Data tied to figure images:
#####

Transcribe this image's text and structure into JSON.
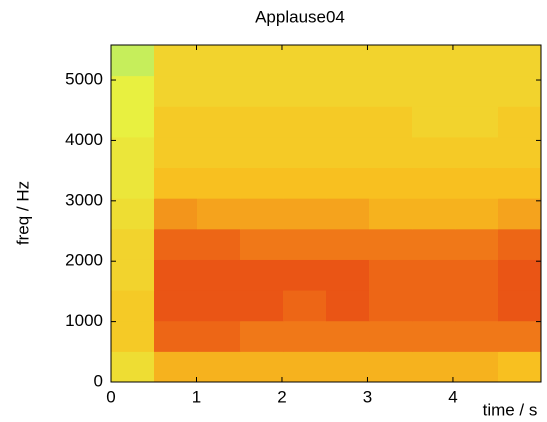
{
  "chart_data": {
    "type": "heatmap",
    "title": "Applause04",
    "x_label": "time / s",
    "y_label": "freq / Hz",
    "xlim": [
      0,
      5.03
    ],
    "ylim": [
      0,
      5580
    ],
    "xticks": [
      0,
      1,
      2,
      3,
      4
    ],
    "yticks": [
      0,
      1000,
      2000,
      3000,
      4000,
      5000
    ],
    "colormap": [
      "#40e8c8",
      "#e8f040",
      "#f8c020",
      "#f07818",
      "#e02010"
    ],
    "values": [
      [
        0.35,
        0.55,
        0.55,
        0.55,
        0.55,
        0.55,
        0.55,
        0.55,
        0.55,
        0.5
      ],
      [
        0.45,
        0.8,
        0.8,
        0.75,
        0.75,
        0.75,
        0.75,
        0.75,
        0.75,
        0.75
      ],
      [
        0.45,
        0.85,
        0.85,
        0.85,
        0.8,
        0.85,
        0.8,
        0.8,
        0.8,
        0.85
      ],
      [
        0.4,
        0.85,
        0.85,
        0.85,
        0.85,
        0.85,
        0.8,
        0.8,
        0.8,
        0.85
      ],
      [
        0.4,
        0.8,
        0.8,
        0.75,
        0.75,
        0.75,
        0.75,
        0.75,
        0.75,
        0.8
      ],
      [
        0.35,
        0.65,
        0.6,
        0.6,
        0.6,
        0.6,
        0.55,
        0.55,
        0.55,
        0.6
      ],
      [
        0.3,
        0.5,
        0.5,
        0.5,
        0.5,
        0.5,
        0.5,
        0.5,
        0.5,
        0.5
      ],
      [
        0.3,
        0.45,
        0.45,
        0.45,
        0.45,
        0.45,
        0.45,
        0.45,
        0.45,
        0.45
      ],
      [
        0.25,
        0.45,
        0.45,
        0.45,
        0.45,
        0.45,
        0.45,
        0.4,
        0.4,
        0.45
      ],
      [
        0.25,
        0.4,
        0.4,
        0.4,
        0.4,
        0.4,
        0.4,
        0.4,
        0.4,
        0.4
      ],
      [
        0.2,
        0.4,
        0.4,
        0.4,
        0.4,
        0.4,
        0.4,
        0.4,
        0.4,
        0.4
      ]
    ]
  }
}
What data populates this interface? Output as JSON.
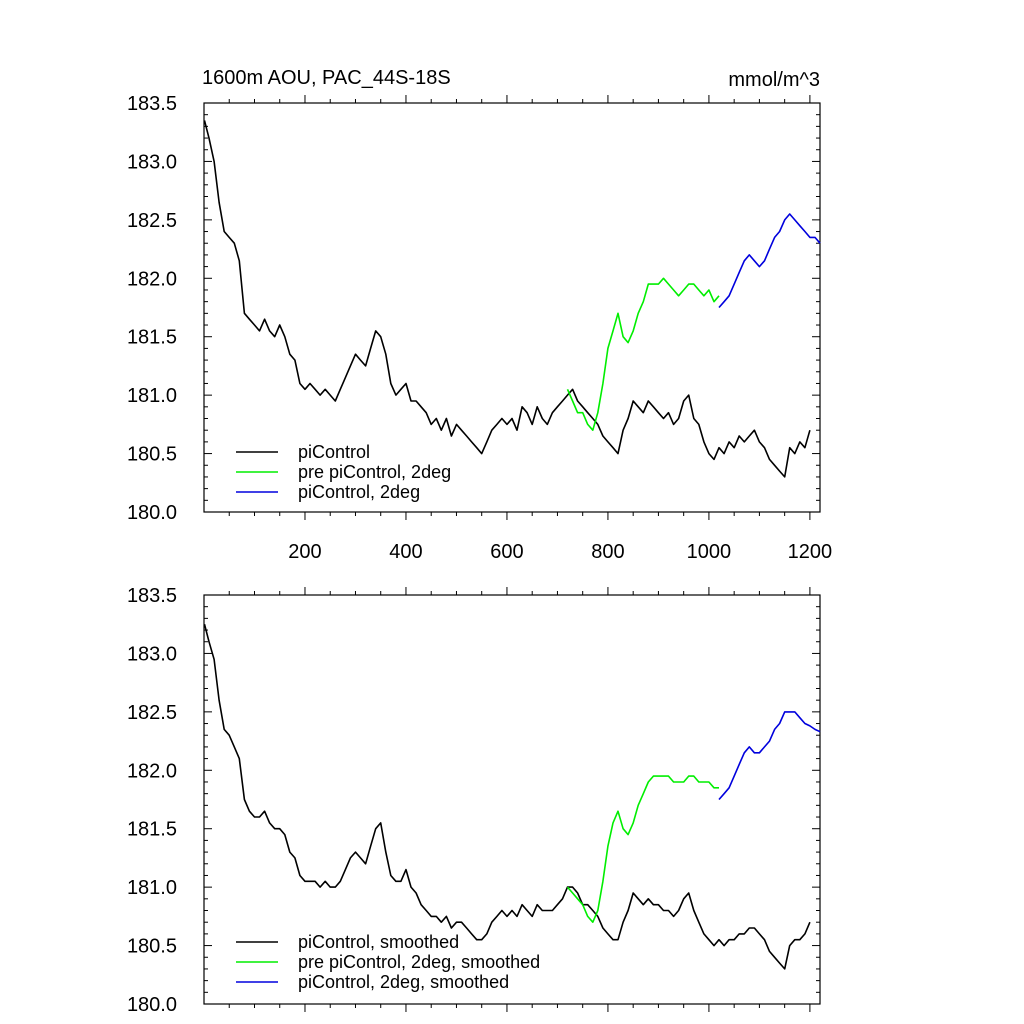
{
  "figure": {
    "title": "1600m AOU, PAC_44S-18S",
    "units": "mmol/m^3"
  },
  "chart_data": [
    {
      "type": "line",
      "panel": "top",
      "xlim": [
        0,
        1220
      ],
      "ylim": [
        180.0,
        183.5
      ],
      "xticks": [
        200,
        400,
        600,
        800,
        1000,
        1200
      ],
      "yticks": [
        "180.0",
        "180.5",
        "181.0",
        "181.5",
        "182.0",
        "182.5",
        "183.0",
        "183.5"
      ],
      "legend_position": "bottom-left",
      "series": [
        {
          "name": "piControl",
          "color": "#000000",
          "x": [
            1,
            10,
            20,
            30,
            40,
            50,
            60,
            70,
            80,
            90,
            100,
            110,
            120,
            130,
            140,
            150,
            160,
            170,
            180,
            190,
            200,
            210,
            220,
            230,
            240,
            250,
            260,
            270,
            280,
            290,
            300,
            310,
            320,
            330,
            340,
            350,
            360,
            370,
            380,
            390,
            400,
            410,
            420,
            430,
            440,
            450,
            460,
            470,
            480,
            490,
            500,
            510,
            520,
            530,
            540,
            550,
            560,
            570,
            580,
            590,
            600,
            610,
            620,
            630,
            640,
            650,
            660,
            670,
            680,
            690,
            700,
            710,
            720,
            730,
            740,
            750,
            760,
            770,
            780,
            790,
            800,
            810,
            820,
            830,
            840,
            850,
            860,
            870,
            880,
            890,
            900,
            910,
            920,
            930,
            940,
            950,
            960,
            970,
            980,
            990,
            1000,
            1010,
            1020,
            1030,
            1040,
            1050,
            1060,
            1070,
            1080,
            1090,
            1100,
            1110,
            1120,
            1130,
            1140,
            1150,
            1160,
            1170,
            1180,
            1190,
            1200
          ],
          "y": [
            183.35,
            183.2,
            183.0,
            182.65,
            182.4,
            182.35,
            182.3,
            182.15,
            181.7,
            181.65,
            181.6,
            181.55,
            181.65,
            181.55,
            181.5,
            181.6,
            181.5,
            181.35,
            181.3,
            181.1,
            181.05,
            181.1,
            181.05,
            181.0,
            181.05,
            181.0,
            180.95,
            181.05,
            181.15,
            181.25,
            181.35,
            181.3,
            181.25,
            181.4,
            181.55,
            181.5,
            181.35,
            181.1,
            181.0,
            181.05,
            181.1,
            180.95,
            180.95,
            180.9,
            180.85,
            180.75,
            180.8,
            180.7,
            180.8,
            180.65,
            180.75,
            180.7,
            180.65,
            180.6,
            180.55,
            180.5,
            180.6,
            180.7,
            180.75,
            180.8,
            180.75,
            180.8,
            180.7,
            180.9,
            180.85,
            180.75,
            180.9,
            180.8,
            180.75,
            180.85,
            180.9,
            180.95,
            181.0,
            181.05,
            180.95,
            180.9,
            180.85,
            180.8,
            180.75,
            180.65,
            180.6,
            180.55,
            180.5,
            180.7,
            180.8,
            180.95,
            180.9,
            180.85,
            180.95,
            180.9,
            180.85,
            180.8,
            180.85,
            180.75,
            180.8,
            180.95,
            181.0,
            180.8,
            180.75,
            180.6,
            180.5,
            180.45,
            180.55,
            180.5,
            180.6,
            180.55,
            180.65,
            180.6,
            180.65,
            180.7,
            180.6,
            180.55,
            180.45,
            180.4,
            180.35,
            180.3,
            180.55,
            180.5,
            180.6,
            180.55,
            180.7
          ]
        },
        {
          "name": "pre piControl, 2deg",
          "color": "#00ee00",
          "x": [
            720,
            730,
            740,
            750,
            760,
            770,
            780,
            790,
            800,
            810,
            820,
            830,
            840,
            850,
            860,
            870,
            880,
            890,
            900,
            910,
            920,
            930,
            940,
            950,
            960,
            970,
            980,
            990,
            1000,
            1010,
            1020
          ],
          "y": [
            181.05,
            180.95,
            180.85,
            180.85,
            180.75,
            180.7,
            180.85,
            181.1,
            181.4,
            181.55,
            181.7,
            181.5,
            181.45,
            181.55,
            181.7,
            181.8,
            181.95,
            181.95,
            181.95,
            182.0,
            181.95,
            181.9,
            181.85,
            181.9,
            181.95,
            181.95,
            181.9,
            181.85,
            181.9,
            181.8,
            181.85
          ]
        },
        {
          "name": "piControl, 2deg",
          "color": "#0000dd",
          "x": [
            1020,
            1030,
            1040,
            1050,
            1060,
            1070,
            1080,
            1090,
            1100,
            1110,
            1120,
            1130,
            1140,
            1150,
            1160,
            1170,
            1180,
            1190,
            1200,
            1210,
            1220
          ],
          "y": [
            181.75,
            181.8,
            181.85,
            181.95,
            182.05,
            182.15,
            182.2,
            182.15,
            182.1,
            182.15,
            182.25,
            182.35,
            182.4,
            182.5,
            182.55,
            182.5,
            182.45,
            182.4,
            182.35,
            182.35,
            182.3
          ]
        }
      ]
    },
    {
      "type": "line",
      "panel": "bottom",
      "xlim": [
        0,
        1220
      ],
      "ylim": [
        180.0,
        183.5
      ],
      "yticks": [
        "180.0",
        "180.5",
        "181.0",
        "181.5",
        "182.0",
        "182.5",
        "183.0",
        "183.5"
      ],
      "legend_position": "bottom-left",
      "series": [
        {
          "name": "piControl, smoothed",
          "color": "#000000",
          "x": [
            1,
            10,
            20,
            30,
            40,
            50,
            60,
            70,
            80,
            90,
            100,
            110,
            120,
            130,
            140,
            150,
            160,
            170,
            180,
            190,
            200,
            210,
            220,
            230,
            240,
            250,
            260,
            270,
            280,
            290,
            300,
            310,
            320,
            330,
            340,
            350,
            360,
            370,
            380,
            390,
            400,
            410,
            420,
            430,
            440,
            450,
            460,
            470,
            480,
            490,
            500,
            510,
            520,
            530,
            540,
            550,
            560,
            570,
            580,
            590,
            600,
            610,
            620,
            630,
            640,
            650,
            660,
            670,
            680,
            690,
            700,
            710,
            720,
            730,
            740,
            750,
            760,
            770,
            780,
            790,
            800,
            810,
            820,
            830,
            840,
            850,
            860,
            870,
            880,
            890,
            900,
            910,
            920,
            930,
            940,
            950,
            960,
            970,
            980,
            990,
            1000,
            1010,
            1020,
            1030,
            1040,
            1050,
            1060,
            1070,
            1080,
            1090,
            1100,
            1110,
            1120,
            1130,
            1140,
            1150,
            1160,
            1170,
            1180,
            1190,
            1200
          ],
          "y": [
            183.25,
            183.1,
            182.95,
            182.6,
            182.35,
            182.3,
            182.2,
            182.1,
            181.75,
            181.65,
            181.6,
            181.6,
            181.65,
            181.55,
            181.5,
            181.5,
            181.45,
            181.3,
            181.25,
            181.1,
            181.05,
            181.05,
            181.05,
            181.0,
            181.05,
            181.0,
            181.0,
            181.05,
            181.15,
            181.25,
            181.3,
            181.25,
            181.2,
            181.35,
            181.5,
            181.55,
            181.3,
            181.1,
            181.05,
            181.05,
            181.15,
            181.0,
            180.95,
            180.85,
            180.8,
            180.75,
            180.75,
            180.7,
            180.75,
            180.65,
            180.7,
            180.7,
            180.65,
            180.6,
            180.55,
            180.55,
            180.6,
            180.7,
            180.75,
            180.8,
            180.75,
            180.8,
            180.75,
            180.85,
            180.8,
            180.75,
            180.85,
            180.8,
            180.8,
            180.8,
            180.85,
            180.9,
            181.0,
            181.0,
            180.95,
            180.85,
            180.85,
            180.8,
            180.75,
            180.65,
            180.6,
            180.55,
            180.55,
            180.7,
            180.8,
            180.95,
            180.9,
            180.85,
            180.9,
            180.85,
            180.85,
            180.8,
            180.8,
            180.75,
            180.8,
            180.9,
            180.95,
            180.8,
            180.7,
            180.6,
            180.55,
            180.5,
            180.55,
            180.5,
            180.55,
            180.55,
            180.6,
            180.6,
            180.65,
            180.65,
            180.6,
            180.55,
            180.45,
            180.4,
            180.35,
            180.3,
            180.5,
            180.55,
            180.55,
            180.6,
            180.7
          ]
        },
        {
          "name": "pre piControl, 2deg, smoothed",
          "color": "#00ee00",
          "x": [
            720,
            730,
            740,
            750,
            760,
            770,
            780,
            790,
            800,
            810,
            820,
            830,
            840,
            850,
            860,
            870,
            880,
            890,
            900,
            910,
            920,
            930,
            940,
            950,
            960,
            970,
            980,
            990,
            1000,
            1010,
            1020
          ],
          "y": [
            181.0,
            180.95,
            180.9,
            180.85,
            180.75,
            180.7,
            180.8,
            181.05,
            181.35,
            181.55,
            181.65,
            181.5,
            181.45,
            181.55,
            181.7,
            181.8,
            181.9,
            181.95,
            181.95,
            181.95,
            181.95,
            181.9,
            181.9,
            181.9,
            181.95,
            181.95,
            181.9,
            181.9,
            181.9,
            181.85,
            181.85
          ]
        },
        {
          "name": "piControl, 2deg, smoothed",
          "color": "#0000dd",
          "x": [
            1020,
            1030,
            1040,
            1050,
            1060,
            1070,
            1080,
            1090,
            1100,
            1110,
            1120,
            1130,
            1140,
            1150,
            1160,
            1170,
            1180,
            1190,
            1200,
            1210,
            1220
          ],
          "y": [
            181.75,
            181.8,
            181.85,
            181.95,
            182.05,
            182.15,
            182.2,
            182.15,
            182.15,
            182.2,
            182.25,
            182.35,
            182.4,
            182.5,
            182.5,
            182.5,
            182.45,
            182.4,
            182.38,
            182.35,
            182.33
          ]
        }
      ]
    }
  ]
}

#####

Lines from the records above that hold "smoothed" are the ones to list.

          "name": "piControl, smoothed",
          "name": "pre piControl, 2deg, smoothed",
          "name": "piControl, 2deg, smoothed",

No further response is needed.